*Task statement*: Print the records again, character for character.

[Figure data in JSON]

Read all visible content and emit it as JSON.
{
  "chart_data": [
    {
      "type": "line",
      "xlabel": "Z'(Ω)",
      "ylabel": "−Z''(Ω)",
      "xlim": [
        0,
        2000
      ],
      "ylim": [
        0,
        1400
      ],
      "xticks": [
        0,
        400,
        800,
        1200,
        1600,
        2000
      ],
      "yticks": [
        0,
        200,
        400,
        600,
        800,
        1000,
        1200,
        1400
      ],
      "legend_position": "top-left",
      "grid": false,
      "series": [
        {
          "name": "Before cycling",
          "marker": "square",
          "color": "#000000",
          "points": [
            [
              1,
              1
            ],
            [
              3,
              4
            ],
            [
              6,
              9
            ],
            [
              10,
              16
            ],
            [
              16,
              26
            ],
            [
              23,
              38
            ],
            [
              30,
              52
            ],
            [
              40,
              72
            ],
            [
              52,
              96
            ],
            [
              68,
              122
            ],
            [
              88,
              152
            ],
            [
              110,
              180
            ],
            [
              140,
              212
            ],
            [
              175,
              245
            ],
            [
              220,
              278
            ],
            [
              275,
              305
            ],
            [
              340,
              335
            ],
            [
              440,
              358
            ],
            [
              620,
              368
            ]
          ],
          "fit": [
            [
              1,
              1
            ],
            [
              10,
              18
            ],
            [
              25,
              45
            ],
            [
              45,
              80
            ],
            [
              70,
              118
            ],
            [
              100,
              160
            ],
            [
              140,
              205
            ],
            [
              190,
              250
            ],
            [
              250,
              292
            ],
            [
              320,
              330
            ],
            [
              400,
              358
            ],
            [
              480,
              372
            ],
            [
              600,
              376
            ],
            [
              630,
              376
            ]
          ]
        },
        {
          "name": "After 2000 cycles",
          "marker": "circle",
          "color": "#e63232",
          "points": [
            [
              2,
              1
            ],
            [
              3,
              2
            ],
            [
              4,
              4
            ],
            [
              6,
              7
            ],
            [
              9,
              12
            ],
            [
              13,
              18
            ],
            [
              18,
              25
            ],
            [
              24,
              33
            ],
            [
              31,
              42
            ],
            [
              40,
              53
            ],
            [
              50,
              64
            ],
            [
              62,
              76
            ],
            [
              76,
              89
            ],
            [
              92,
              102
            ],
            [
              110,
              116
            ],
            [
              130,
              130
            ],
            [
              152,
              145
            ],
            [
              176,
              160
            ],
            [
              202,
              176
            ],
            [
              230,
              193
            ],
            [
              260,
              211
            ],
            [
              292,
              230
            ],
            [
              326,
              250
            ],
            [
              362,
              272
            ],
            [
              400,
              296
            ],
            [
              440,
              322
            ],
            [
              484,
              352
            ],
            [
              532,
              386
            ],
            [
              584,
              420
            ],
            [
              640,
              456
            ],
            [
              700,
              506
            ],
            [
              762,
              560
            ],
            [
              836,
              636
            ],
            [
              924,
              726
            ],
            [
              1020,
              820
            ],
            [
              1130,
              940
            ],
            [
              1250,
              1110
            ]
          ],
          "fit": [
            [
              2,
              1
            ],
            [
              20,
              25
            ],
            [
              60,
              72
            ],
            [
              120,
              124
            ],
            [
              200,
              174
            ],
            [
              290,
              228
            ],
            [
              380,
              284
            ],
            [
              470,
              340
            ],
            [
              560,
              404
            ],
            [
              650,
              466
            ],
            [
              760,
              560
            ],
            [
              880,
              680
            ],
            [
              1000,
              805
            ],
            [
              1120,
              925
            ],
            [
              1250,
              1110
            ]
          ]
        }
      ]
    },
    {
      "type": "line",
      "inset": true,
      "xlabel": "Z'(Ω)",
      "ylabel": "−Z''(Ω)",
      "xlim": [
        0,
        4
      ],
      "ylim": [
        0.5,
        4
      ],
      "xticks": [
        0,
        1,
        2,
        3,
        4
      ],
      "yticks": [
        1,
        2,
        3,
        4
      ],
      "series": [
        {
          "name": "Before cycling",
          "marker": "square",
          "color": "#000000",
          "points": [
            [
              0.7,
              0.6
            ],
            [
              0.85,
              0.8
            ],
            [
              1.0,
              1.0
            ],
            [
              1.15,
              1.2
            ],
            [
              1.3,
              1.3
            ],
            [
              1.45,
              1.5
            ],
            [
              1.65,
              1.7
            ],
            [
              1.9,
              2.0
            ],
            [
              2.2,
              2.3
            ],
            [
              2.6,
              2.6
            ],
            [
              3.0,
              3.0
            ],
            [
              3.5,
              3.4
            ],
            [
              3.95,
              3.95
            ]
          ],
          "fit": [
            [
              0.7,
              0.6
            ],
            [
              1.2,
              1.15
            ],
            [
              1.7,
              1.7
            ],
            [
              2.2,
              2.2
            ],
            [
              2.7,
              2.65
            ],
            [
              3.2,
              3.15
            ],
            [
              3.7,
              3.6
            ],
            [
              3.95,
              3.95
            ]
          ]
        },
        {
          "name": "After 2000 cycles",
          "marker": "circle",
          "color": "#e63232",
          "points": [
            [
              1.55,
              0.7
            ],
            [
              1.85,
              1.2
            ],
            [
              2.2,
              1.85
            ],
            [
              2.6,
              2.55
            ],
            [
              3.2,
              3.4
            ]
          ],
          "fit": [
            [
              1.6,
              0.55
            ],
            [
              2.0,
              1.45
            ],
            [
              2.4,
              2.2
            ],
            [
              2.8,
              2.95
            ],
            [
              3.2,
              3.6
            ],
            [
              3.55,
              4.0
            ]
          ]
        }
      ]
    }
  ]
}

*Output of the exercise*:
Read all visible content and emit it as JSON.
{
  "chart_data": [
    {
      "type": "line",
      "xlabel": "Z'(Ω)",
      "ylabel": "−Z''(Ω)",
      "xlim": [
        0,
        2000
      ],
      "ylim": [
        0,
        1400
      ],
      "xticks": [
        0,
        400,
        800,
        1200,
        1600,
        2000
      ],
      "yticks": [
        0,
        200,
        400,
        600,
        800,
        1000,
        1200,
        1400
      ],
      "legend_position": "top-left",
      "grid": false,
      "series": [
        {
          "name": "Before cycling",
          "marker": "square",
          "color": "#000000",
          "points": [
            [
              1,
              1
            ],
            [
              3,
              4
            ],
            [
              6,
              9
            ],
            [
              10,
              16
            ],
            [
              16,
              26
            ],
            [
              23,
              38
            ],
            [
              30,
              52
            ],
            [
              40,
              72
            ],
            [
              52,
              96
            ],
            [
              68,
              122
            ],
            [
              88,
              152
            ],
            [
              110,
              180
            ],
            [
              140,
              212
            ],
            [
              175,
              245
            ],
            [
              220,
              278
            ],
            [
              275,
              305
            ],
            [
              340,
              335
            ],
            [
              440,
              358
            ],
            [
              620,
              368
            ]
          ],
          "fit": [
            [
              1,
              1
            ],
            [
              10,
              18
            ],
            [
              25,
              45
            ],
            [
              45,
              80
            ],
            [
              70,
              118
            ],
            [
              100,
              160
            ],
            [
              140,
              205
            ],
            [
              190,
              250
            ],
            [
              250,
              292
            ],
            [
              320,
              330
            ],
            [
              400,
              358
            ],
            [
              480,
              372
            ],
            [
              600,
              376
            ],
            [
              630,
              376
            ]
          ]
        },
        {
          "name": "After 2000 cycles",
          "marker": "circle",
          "color": "#e63232",
          "points": [
            [
              2,
              1
            ],
            [
              3,
              2
            ],
            [
              4,
              4
            ],
            [
              6,
              7
            ],
            [
              9,
              12
            ],
            [
              13,
              18
            ],
            [
              18,
              25
            ],
            [
              24,
              33
            ],
            [
              31,
              42
            ],
            [
              40,
              53
            ],
            [
              50,
              64
            ],
            [
              62,
              76
            ],
            [
              76,
              89
            ],
            [
              92,
              102
            ],
            [
              110,
              116
            ],
            [
              130,
              130
            ],
            [
              152,
              145
            ],
            [
              176,
              160
            ],
            [
              202,
              176
            ],
            [
              230,
              193
            ],
            [
              260,
              211
            ],
            [
              292,
              230
            ],
            [
              326,
              250
            ],
            [
              362,
              272
            ],
            [
              400,
              296
            ],
            [
              440,
              322
            ],
            [
              484,
              352
            ],
            [
              532,
              386
            ],
            [
              584,
              420
            ],
            [
              640,
              456
            ],
            [
              700,
              506
            ],
            [
              762,
              560
            ],
            [
              836,
              636
            ],
            [
              924,
              726
            ],
            [
              1020,
              820
            ],
            [
              1130,
              940
            ],
            [
              1250,
              1110
            ]
          ],
          "fit": [
            [
              2,
              1
            ],
            [
              20,
              25
            ],
            [
              60,
              72
            ],
            [
              120,
              124
            ],
            [
              200,
              174
            ],
            [
              290,
              228
            ],
            [
              380,
              284
            ],
            [
              470,
              340
            ],
            [
              560,
              404
            ],
            [
              650,
              466
            ],
            [
              760,
              560
            ],
            [
              880,
              680
            ],
            [
              1000,
              805
            ],
            [
              1120,
              925
            ],
            [
              1250,
              1110
            ]
          ]
        }
      ]
    },
    {
      "type": "line",
      "inset": true,
      "xlabel": "Z'(Ω)",
      "ylabel": "−Z''(Ω)",
      "xlim": [
        0,
        4
      ],
      "ylim": [
        0.5,
        4
      ],
      "xticks": [
        0,
        1,
        2,
        3,
        4
      ],
      "yticks": [
        1,
        2,
        3,
        4
      ],
      "series": [
        {
          "name": "Before cycling",
          "marker": "square",
          "color": "#000000",
          "points": [
            [
              0.7,
              0.6
            ],
            [
              0.85,
              0.8
            ],
            [
              1.0,
              1.0
            ],
            [
              1.15,
              1.2
            ],
            [
              1.3,
              1.3
            ],
            [
              1.45,
              1.5
            ],
            [
              1.65,
              1.7
            ],
            [
              1.9,
              2.0
            ],
            [
              2.2,
              2.3
            ],
            [
              2.6,
              2.6
            ],
            [
              3.0,
              3.0
            ],
            [
              3.5,
              3.4
            ],
            [
              3.95,
              3.95
            ]
          ],
          "fit": [
            [
              0.7,
              0.6
            ],
            [
              1.2,
              1.15
            ],
            [
              1.7,
              1.7
            ],
            [
              2.2,
              2.2
            ],
            [
              2.7,
              2.65
            ],
            [
              3.2,
              3.15
            ],
            [
              3.7,
              3.6
            ],
            [
              3.95,
              3.95
            ]
          ]
        },
        {
          "name": "After 2000 cycles",
          "marker": "circle",
          "color": "#e63232",
          "points": [
            [
              1.55,
              0.7
            ],
            [
              1.85,
              1.2
            ],
            [
              2.2,
              1.85
            ],
            [
              2.6,
              2.55
            ],
            [
              3.2,
              3.4
            ]
          ],
          "fit": [
            [
              1.6,
              0.55
            ],
            [
              2.0,
              1.45
            ],
            [
              2.4,
              2.2
            ],
            [
              2.8,
              2.95
            ],
            [
              3.2,
              3.6
            ],
            [
              3.55,
              4.0
            ]
          ]
        }
      ]
    }
  ]
}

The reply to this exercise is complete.